# AIM OF THE EXERCISE
Please repeat only the records starting at the line that contains "group-check-item[interactable]: 5. Торговля" and ending at the line that contains "group-check-item[interactable]: 15. Сельскохозяйственное", with every "group-check-item" swapped for "group-option" and nothing else changed.

*** EXCERPTED DATA

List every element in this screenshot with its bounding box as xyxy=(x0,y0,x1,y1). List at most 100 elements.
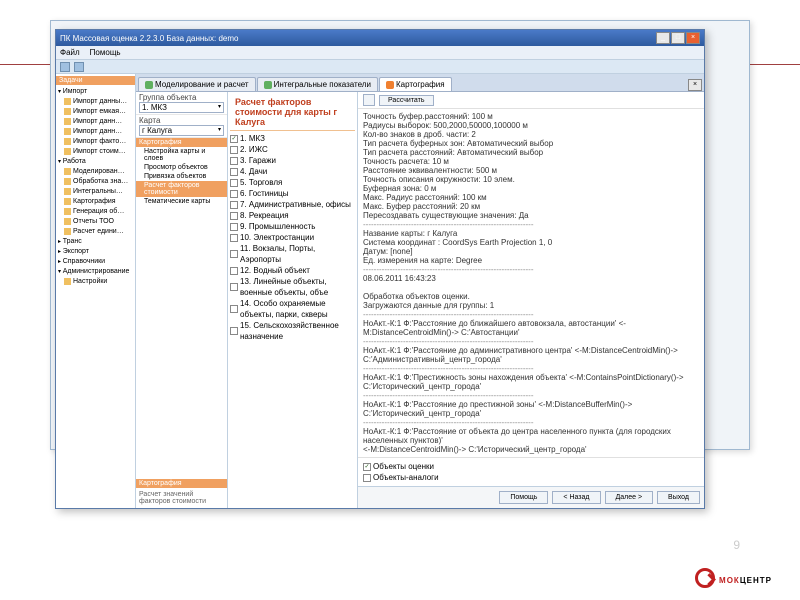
group-check-item[interactable]: 5. Торговля xyxy=(230,177,355,188)
group-check-item[interactable]: 3. Гаражи xyxy=(230,155,355,166)
slide-number: 9 xyxy=(733,538,740,552)
group-select[interactable]: 1. МКЗ xyxy=(139,102,224,113)
group-check-item[interactable]: 9. Промышленность xyxy=(230,221,355,232)
tree-item[interactable]: Импорт данны… xyxy=(56,97,135,107)
side-section-header: Картография xyxy=(136,138,227,147)
map-label: Карта xyxy=(139,116,224,125)
back-button[interactable]: < Назад xyxy=(552,491,600,504)
group-check-item[interactable]: 8. Рекреация xyxy=(230,210,355,221)
group-check-item[interactable]: 15. Сельскохозяйственное назначение xyxy=(230,320,355,342)
tree-item[interactable]: Справочники xyxy=(56,257,135,267)
tree-item[interactable]: Отчеты ТОО xyxy=(56,217,135,227)
group-check-item[interactable]: 11. Вокзалы, Порты, Аэропорты xyxy=(230,243,355,265)
group-label: Группа объекта xyxy=(139,93,224,102)
toolbar xyxy=(56,60,704,74)
side-item[interactable]: Тематические карты xyxy=(136,197,227,206)
close-button[interactable]: × xyxy=(686,32,700,44)
checkbox[interactable] xyxy=(230,267,238,275)
tab[interactable]: Моделирование и расчет xyxy=(138,77,256,91)
side-footer-text: Расчет значений факторов стоимости xyxy=(136,488,227,508)
group-check-item[interactable]: 12. Водный объект xyxy=(230,265,355,276)
toolbar-icon[interactable] xyxy=(60,62,70,72)
tab-bar: Моделирование и расчетИнтегральные показ… xyxy=(136,74,704,92)
log-panel: Рассчитать Точность буфер.расстояний: 10… xyxy=(358,92,704,508)
task-tree: Задачи ИмпортИмпорт данны…Импорт емкая…И… xyxy=(56,74,136,508)
titlebar: ПК Массовая оценка 2.2.3.0 База данных: … xyxy=(56,30,704,46)
main-window: ПК Массовая оценка 2.2.3.0 База данных: … xyxy=(55,29,705,509)
tree-item[interactable]: Моделирован… xyxy=(56,167,135,177)
tree-item[interactable]: Импорт xyxy=(56,87,135,97)
window-title: ПК Массовая оценка 2.2.3.0 База данных: … xyxy=(60,34,656,43)
checkbox-objects-analog[interactable] xyxy=(363,474,371,482)
checkbox[interactable] xyxy=(230,250,238,258)
checkbox[interactable] xyxy=(230,157,238,165)
tree-header: Задачи xyxy=(56,76,135,85)
tree-item[interactable]: Настройки xyxy=(56,277,135,287)
tree-item[interactable]: Импорт факто… xyxy=(56,137,135,147)
group-check-item[interactable]: 14. Особо охраняемые объекты, парки, скв… xyxy=(230,298,355,320)
tree-item[interactable]: Администрирование xyxy=(56,267,135,277)
minimize-button[interactable]: _ xyxy=(656,32,670,44)
group-check-item[interactable]: 1. МКЗ xyxy=(230,133,355,144)
tab[interactable]: Картография xyxy=(379,77,452,91)
tree-item[interactable]: Импорт данн… xyxy=(56,127,135,137)
checkbox[interactable] xyxy=(230,305,238,313)
logo: МОКЦЕНТР xyxy=(695,568,772,588)
help-button[interactable]: Помощь xyxy=(499,491,548,504)
checkbox[interactable] xyxy=(230,223,238,231)
checkbox[interactable] xyxy=(230,283,238,291)
group-check-item[interactable]: 4. Дачи xyxy=(230,166,355,177)
next-button[interactable]: Далее > xyxy=(605,491,654,504)
tree-item[interactable]: Работа xyxy=(56,157,135,167)
side-panel: Группа объекта 1. МКЗ Карта г Калуга Кар… xyxy=(136,92,228,508)
tab-icon xyxy=(386,81,394,89)
exit-button[interactable]: Выход xyxy=(657,491,700,504)
checkbox[interactable] xyxy=(230,146,238,154)
side-item[interactable]: Просмотр объектов xyxy=(136,163,227,172)
group-checklist-panel: Расчет факторов стоимости для карты г Ка… xyxy=(228,92,358,508)
log-tool-icon[interactable] xyxy=(363,94,375,106)
toolbar-icon[interactable] xyxy=(74,62,84,72)
tree-item[interactable]: Импорт емкая… xyxy=(56,107,135,117)
right-panel-title: Расчет факторов стоимости для карты г Ка… xyxy=(235,97,350,127)
group-check-item[interactable]: 7. Административные, офисы xyxy=(230,199,355,210)
log-output: Точность буфер.расстояний: 100 мРадиусы … xyxy=(358,109,704,457)
checkbox[interactable] xyxy=(230,179,238,187)
tree-item[interactable]: Расчет едини… xyxy=(56,227,135,237)
group-check-item[interactable]: 2. ИЖС xyxy=(230,144,355,155)
side-item[interactable]: Привязка объектов xyxy=(136,172,227,181)
tree-item[interactable]: Транс xyxy=(56,237,135,247)
tree-item[interactable]: Импорт стоим… xyxy=(56,147,135,157)
checkbox[interactable] xyxy=(230,201,238,209)
checkbox[interactable] xyxy=(230,135,238,143)
tree-item[interactable]: Экспорт xyxy=(56,247,135,257)
tab[interactable]: Интегральные показатели xyxy=(257,77,378,91)
checkbox[interactable] xyxy=(230,212,238,220)
tree-item[interactable]: Генерация об… xyxy=(56,207,135,217)
side-footer-header: Картография xyxy=(136,479,227,488)
tab-icon xyxy=(264,81,272,89)
calculate-button[interactable]: Рассчитать xyxy=(379,95,434,106)
logo-icon xyxy=(695,568,715,588)
tree-item[interactable]: Импорт данн… xyxy=(56,117,135,127)
menu-help[interactable]: Помощь xyxy=(90,48,121,57)
checkbox[interactable] xyxy=(230,234,238,242)
tabbar-close-icon[interactable]: × xyxy=(688,79,702,91)
side-item[interactable]: Настройка карты и слоев xyxy=(136,147,227,163)
dialog-button-row: Помощь < Назад Далее > Выход xyxy=(358,486,704,508)
tree-item[interactable]: Обработка зна… xyxy=(56,177,135,187)
group-check-item[interactable]: 10. Электростанции xyxy=(230,232,355,243)
tree-item[interactable]: Интегральны… xyxy=(56,187,135,197)
checkbox[interactable] xyxy=(230,327,238,335)
menu-file[interactable]: Файл xyxy=(60,48,80,57)
map-select[interactable]: г Калуга xyxy=(139,125,224,136)
maximize-button[interactable]: □ xyxy=(671,32,685,44)
checkbox[interactable] xyxy=(230,190,238,198)
tree-item[interactable]: Картография xyxy=(56,197,135,207)
checkbox-objects-eval[interactable] xyxy=(363,463,371,471)
side-item[interactable]: Расчет факторов стоимости xyxy=(136,181,227,197)
tab-icon xyxy=(145,81,153,89)
group-check-item[interactable]: 13. Линейные объекты, военные объекты, о… xyxy=(230,276,355,298)
group-check-item[interactable]: 6. Гостиницы xyxy=(230,188,355,199)
checkbox[interactable] xyxy=(230,168,238,176)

******

# REPLY TO THE TASK
group-option[interactable]: 5. Торговля xyxy=(230,177,355,188)
group-option[interactable]: 3. Гаражи xyxy=(230,155,355,166)
slide-number: 9 xyxy=(733,538,740,552)
group-select[interactable]: 1. МКЗ xyxy=(139,102,224,113)
group-option[interactable]: 9. Промышленность xyxy=(230,221,355,232)
tree-item[interactable]: Импорт данны… xyxy=(56,97,135,107)
side-section-header: Картография xyxy=(136,138,227,147)
map-label: Карта xyxy=(139,116,224,125)
back-button[interactable]: < Назад xyxy=(552,491,600,504)
group-option[interactable]: 8. Рекреация xyxy=(230,210,355,221)
group-option[interactable]: 15. Сельскохозяйственное назначение xyxy=(230,320,355,342)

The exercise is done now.